*Required task:* Write out every single entry exactly.

+++

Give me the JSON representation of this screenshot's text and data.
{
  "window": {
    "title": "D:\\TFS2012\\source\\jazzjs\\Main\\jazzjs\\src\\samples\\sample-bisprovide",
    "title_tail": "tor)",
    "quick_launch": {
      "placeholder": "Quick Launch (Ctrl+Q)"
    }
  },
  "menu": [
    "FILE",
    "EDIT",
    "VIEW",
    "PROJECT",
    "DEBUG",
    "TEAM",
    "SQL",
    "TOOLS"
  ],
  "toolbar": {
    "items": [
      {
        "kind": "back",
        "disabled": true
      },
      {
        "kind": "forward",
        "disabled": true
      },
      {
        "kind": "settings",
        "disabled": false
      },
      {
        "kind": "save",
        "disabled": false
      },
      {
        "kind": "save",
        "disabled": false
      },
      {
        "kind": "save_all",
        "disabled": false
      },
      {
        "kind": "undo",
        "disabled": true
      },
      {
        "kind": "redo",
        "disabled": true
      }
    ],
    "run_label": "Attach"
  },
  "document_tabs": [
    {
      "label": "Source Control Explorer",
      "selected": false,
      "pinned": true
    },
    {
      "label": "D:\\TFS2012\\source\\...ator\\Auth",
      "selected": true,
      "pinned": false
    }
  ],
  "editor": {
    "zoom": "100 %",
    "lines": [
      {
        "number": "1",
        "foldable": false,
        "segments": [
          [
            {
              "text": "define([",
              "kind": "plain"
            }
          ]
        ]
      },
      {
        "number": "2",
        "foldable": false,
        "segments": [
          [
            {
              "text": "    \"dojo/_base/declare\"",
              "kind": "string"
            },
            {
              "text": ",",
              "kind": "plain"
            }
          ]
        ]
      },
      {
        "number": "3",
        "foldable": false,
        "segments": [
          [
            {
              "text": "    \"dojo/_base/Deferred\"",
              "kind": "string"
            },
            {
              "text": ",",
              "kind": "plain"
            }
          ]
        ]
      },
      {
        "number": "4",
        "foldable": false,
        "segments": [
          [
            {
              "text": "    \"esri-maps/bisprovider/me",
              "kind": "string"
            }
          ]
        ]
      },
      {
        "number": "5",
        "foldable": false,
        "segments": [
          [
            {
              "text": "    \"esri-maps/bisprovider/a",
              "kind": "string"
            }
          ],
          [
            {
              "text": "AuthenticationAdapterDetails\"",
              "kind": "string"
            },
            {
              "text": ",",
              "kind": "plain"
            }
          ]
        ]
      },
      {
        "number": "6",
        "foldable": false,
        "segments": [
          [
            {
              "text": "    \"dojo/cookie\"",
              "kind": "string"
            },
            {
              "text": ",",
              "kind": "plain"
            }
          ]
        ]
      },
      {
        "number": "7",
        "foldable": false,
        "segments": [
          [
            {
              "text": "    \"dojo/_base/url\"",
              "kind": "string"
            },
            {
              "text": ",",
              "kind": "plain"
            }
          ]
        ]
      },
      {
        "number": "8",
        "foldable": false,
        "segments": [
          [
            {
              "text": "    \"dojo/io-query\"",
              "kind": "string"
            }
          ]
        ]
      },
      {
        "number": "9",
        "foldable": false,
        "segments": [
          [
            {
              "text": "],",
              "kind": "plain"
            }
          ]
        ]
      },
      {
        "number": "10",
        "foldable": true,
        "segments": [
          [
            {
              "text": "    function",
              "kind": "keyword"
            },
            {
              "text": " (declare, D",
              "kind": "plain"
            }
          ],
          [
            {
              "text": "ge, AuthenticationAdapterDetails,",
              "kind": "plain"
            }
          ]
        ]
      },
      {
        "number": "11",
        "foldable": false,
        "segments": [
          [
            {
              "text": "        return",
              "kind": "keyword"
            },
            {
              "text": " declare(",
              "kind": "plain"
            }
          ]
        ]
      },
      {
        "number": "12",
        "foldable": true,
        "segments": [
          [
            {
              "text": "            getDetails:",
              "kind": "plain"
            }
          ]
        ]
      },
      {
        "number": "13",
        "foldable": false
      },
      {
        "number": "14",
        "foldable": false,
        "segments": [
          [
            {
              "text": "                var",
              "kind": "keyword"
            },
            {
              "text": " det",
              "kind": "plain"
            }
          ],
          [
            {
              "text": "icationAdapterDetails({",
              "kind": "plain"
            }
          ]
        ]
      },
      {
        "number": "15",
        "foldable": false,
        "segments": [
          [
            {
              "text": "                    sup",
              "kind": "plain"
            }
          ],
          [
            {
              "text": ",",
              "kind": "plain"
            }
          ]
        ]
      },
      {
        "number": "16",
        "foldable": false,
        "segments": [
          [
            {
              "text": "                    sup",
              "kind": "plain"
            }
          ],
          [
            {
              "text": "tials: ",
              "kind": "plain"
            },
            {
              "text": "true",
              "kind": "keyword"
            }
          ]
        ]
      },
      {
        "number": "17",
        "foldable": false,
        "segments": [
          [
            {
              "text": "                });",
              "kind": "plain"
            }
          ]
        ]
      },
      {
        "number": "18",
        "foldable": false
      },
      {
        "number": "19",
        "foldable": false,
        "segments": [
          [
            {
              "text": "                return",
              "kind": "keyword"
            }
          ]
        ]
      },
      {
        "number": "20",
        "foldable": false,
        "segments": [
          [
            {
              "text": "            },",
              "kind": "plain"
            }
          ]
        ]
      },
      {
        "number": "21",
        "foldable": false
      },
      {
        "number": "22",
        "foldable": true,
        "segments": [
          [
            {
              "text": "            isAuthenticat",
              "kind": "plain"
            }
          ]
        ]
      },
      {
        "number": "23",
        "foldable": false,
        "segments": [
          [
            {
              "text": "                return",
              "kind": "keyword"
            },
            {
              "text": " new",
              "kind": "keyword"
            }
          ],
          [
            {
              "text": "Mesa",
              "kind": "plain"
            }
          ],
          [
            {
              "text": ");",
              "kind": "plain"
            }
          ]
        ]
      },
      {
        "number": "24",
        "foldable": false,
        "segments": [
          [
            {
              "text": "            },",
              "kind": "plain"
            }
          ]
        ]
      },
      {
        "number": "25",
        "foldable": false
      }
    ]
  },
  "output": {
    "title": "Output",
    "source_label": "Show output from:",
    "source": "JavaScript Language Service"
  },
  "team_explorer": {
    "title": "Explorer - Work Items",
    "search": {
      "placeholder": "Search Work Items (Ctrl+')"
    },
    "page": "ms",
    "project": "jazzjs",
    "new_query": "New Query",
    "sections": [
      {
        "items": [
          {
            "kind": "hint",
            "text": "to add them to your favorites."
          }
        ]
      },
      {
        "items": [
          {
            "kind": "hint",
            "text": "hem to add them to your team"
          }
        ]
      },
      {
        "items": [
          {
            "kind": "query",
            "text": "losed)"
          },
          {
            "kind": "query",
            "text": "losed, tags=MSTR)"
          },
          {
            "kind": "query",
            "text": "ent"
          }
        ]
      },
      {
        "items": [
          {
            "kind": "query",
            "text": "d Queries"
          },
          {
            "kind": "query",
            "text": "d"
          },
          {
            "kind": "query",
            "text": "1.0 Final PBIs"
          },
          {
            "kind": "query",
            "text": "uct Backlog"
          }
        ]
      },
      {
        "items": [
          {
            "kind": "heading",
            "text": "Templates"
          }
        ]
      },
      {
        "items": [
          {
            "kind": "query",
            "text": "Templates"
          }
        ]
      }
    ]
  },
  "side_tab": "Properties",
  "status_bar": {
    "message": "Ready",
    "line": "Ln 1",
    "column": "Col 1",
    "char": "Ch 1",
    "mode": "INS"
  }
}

+++

*Written response:*
Give me the JSON representation of this screenshot's text and data.
{
  "window": {
    "title": "D:\\TFS2012\\source\\jazzjs\\Main\\jazzjs\\src\\samples\\sample-bisprovide",
    "title_tail": "tor)",
    "quick_launch": {
      "placeholder": "Quick Launch (Ctrl+Q)"
    }
  },
  "menu": [
    "FILE",
    "EDIT",
    "VIEW",
    "PROJECT",
    "DEBUG",
    "TEAM",
    "SQL",
    "TOOLS"
  ],
  "toolbar": {
    "items": [
      {
        "kind": "back",
        "disabled": true
      },
      {
        "kind": "forward",
        "disabled": true
      },
      {
        "kind": "settings",
        "disabled": false
      },
      {
        "kind": "save",
        "disabled": false
      },
      {
        "kind": "save",
        "disabled": false
      },
      {
        "kind": "save_all",
        "disabled": false
      },
      {
        "kind": "undo",
        "disabled": true
      },
      {
        "kind": "redo",
        "disabled": true
      }
    ],
    "run_label": "Attach"
  },
  "document_tabs": [
    {
      "label": "Source Control Explorer",
      "selected": false,
      "pinned": true
    },
    {
      "label": "D:\\TFS2012\\source\\...ator\\Auth",
      "selected": true,
      "pinned": false
    }
  ],
  "editor": {
    "zoom": "100 %",
    "lines": [
      {
        "number": "1",
        "foldable": false,
        "segments": [
          [
            {
              "text": "define([",
              "kind": "plain"
            }
          ]
        ]
      },
      {
        "number": "2",
        "foldable": false,
        "segments": [
          [
            {
              "text": "    \"dojo/_base/declare\"",
              "kind": "string"
            },
            {
              "text": ",",
              "kind": "plain"
            }
          ]
        ]
      },
      {
        "number": "3",
        "foldable": false,
        "segments": [
          [
            {
              "text": "    \"dojo/_base/Deferred\"",
              "kind": "string"
            },
            {
              "text": ",",
              "kind": "plain"
            }
          ]
        ]
      },
      {
        "number": "4",
        "foldable": false,
        "segments": [
          [
            {
              "text": "    \"esri-maps/bisprovider/me",
              "kind": "string"
            }
          ]
        ]
      },
      {
        "number": "5",
        "foldable": false,
        "segments": [
          [
            {
              "text": "    \"esri-maps/bisprovider/a",
              "kind": "string"
            }
          ],
          [
            {
              "text": "AuthenticationAdapterDetails\"",
              "kind": "string"
            },
            {
              "text": ",",
              "kind": "plain"
            }
          ]
        ]
      },
      {
        "number": "6",
        "foldable": false,
        "segments": [
          [
            {
              "text": "    \"dojo/cookie\"",
              "kind": "string"
            },
            {
              "text": ",",
              "kind": "plain"
            }
          ]
        ]
      },
      {
        "number": "7",
        "foldable": false,
        "segments": [
          [
            {
              "text": "    \"dojo/_base/url\"",
              "kind": "string"
            },
            {
              "text": ",",
              "kind": "plain"
            }
          ]
        ]
      },
      {
        "number": "8",
        "foldable": false,
        "segments": [
          [
            {
              "text": "    \"dojo/io-query\"",
              "kind": "string"
            }
          ]
        ]
      },
      {
        "number": "9",
        "foldable": false,
        "segments": [
          [
            {
              "text": "],",
              "kind": "plain"
            }
          ]
        ]
      },
      {
        "number": "10",
        "foldable": true,
        "segments": [
          [
            {
              "text": "    function",
              "kind": "keyword"
            },
            {
              "text": " (declare, D",
              "kind": "plain"
            }
          ],
          [
            {
              "text": "ge, AuthenticationAdapterDetails,",
              "kind": "plain"
            }
          ]
        ]
      },
      {
        "number": "11",
        "foldable": false,
        "segments": [
          [
            {
              "text": "        return",
              "kind": "keyword"
            },
            {
              "text": " declare(",
              "kind": "plain"
            }
          ]
        ]
      },
      {
        "number": "12",
        "foldable": true,
        "segments": [
          [
            {
              "text": "            getDetails:",
              "kind": "plain"
            }
          ]
        ]
      },
      {
        "number": "13",
        "foldable": false
      },
      {
        "number": "14",
        "foldable": false,
        "segments": [
          [
            {
              "text": "                var",
              "kind": "keyword"
            },
            {
              "text": " det",
              "kind": "plain"
            }
          ],
          [
            {
              "text": "icationAdapterDetails({",
              "kind": "plain"
            }
          ]
        ]
      },
      {
        "number": "15",
        "foldable": false,
        "segments": [
          [
            {
              "text": "                    sup",
              "kind": "plain"
            }
          ],
          [
            {
              "text": ",",
              "kind": "plain"
            }
          ]
        ]
      },
      {
        "number": "16",
        "foldable": false,
        "segments": [
          [
            {
              "text": "                    sup",
              "kind": "plain"
            }
          ],
          [
            {
              "text": "tials: ",
              "kind": "plain"
            },
            {
              "text": "true",
              "kind": "keyword"
            }
          ]
        ]
      },
      {
        "number": "17",
        "foldable": false,
        "segments": [
          [
            {
              "text": "                });",
              "kind": "plain"
            }
          ]
        ]
      },
      {
        "number": "18",
        "foldable": false
      },
      {
        "number": "19",
        "foldable": false,
        "segments": [
          [
            {
              "text": "                return",
              "kind": "keyword"
            }
          ]
        ]
      },
      {
        "number": "20",
        "foldable": false,
        "segments": [
          [
            {
              "text": "            },",
              "kind": "plain"
            }
          ]
        ]
      },
      {
        "number": "21",
        "foldable": false
      },
      {
        "number": "22",
        "foldable": true,
        "segments": [
          [
            {
              "text": "            isAuthenticat",
              "kind": "plain"
            }
          ]
        ]
      },
      {
        "number": "23",
        "foldable": false,
        "segments": [
          [
            {
              "text": "                return",
              "kind": "keyword"
            },
            {
              "text": " new",
              "kind": "keyword"
            }
          ],
          [
            {
              "text": "Mesa",
              "kind": "plain"
            }
          ],
          [
            {
              "text": ");",
              "kind": "plain"
            }
          ]
        ]
      },
      {
        "number": "24",
        "foldable": false,
        "segments": [
          [
            {
              "text": "            },",
              "kind": "plain"
            }
          ]
        ]
      },
      {
        "number": "25",
        "foldable": false
      }
    ]
  },
  "output": {
    "title": "Output",
    "source_label": "Show output from:",
    "source": "JavaScript Language Service"
  },
  "team_explorer": {
    "title": "Explorer - Work Items",
    "search": {
      "placeholder": "Search Work Items (Ctrl+')"
    },
    "page": "ms",
    "project": "jazzjs",
    "new_query": "New Query",
    "sections": [
      {
        "items": [
          {
            "kind": "hint",
            "text": "to add them to your favorites."
          }
        ]
      },
      {
        "items": [
          {
            "kind": "hint",
            "text": "hem to add them to your team"
          }
        ]
      },
      {
        "items": [
          {
            "kind": "query",
            "text": "losed)"
          },
          {
            "kind": "query",
            "text": "losed, tags=MSTR)"
          },
          {
            "kind": "query",
            "text": "ent"
          }
        ]
      },
      {
        "items": [
          {
            "kind": "query",
            "text": "d Queries"
          },
          {
            "kind": "query",
            "text": "d"
          },
          {
            "kind": "query",
            "text": "1.0 Final PBIs"
          },
          {
            "kind": "query",
            "text": "uct Backlog"
          }
        ]
      },
      {
        "items": [
          {
            "kind": "heading",
            "text": "Templates"
          }
        ]
      },
      {
        "items": [
          {
            "kind": "query",
            "text": "Templates"
          }
        ]
      }
    ]
  },
  "side_tab": "Properties",
  "status_bar": {
    "message": "Ready",
    "line": "Ln 1",
    "column": "Col 1",
    "char": "Ch 1",
    "mode": "INS"
  }
}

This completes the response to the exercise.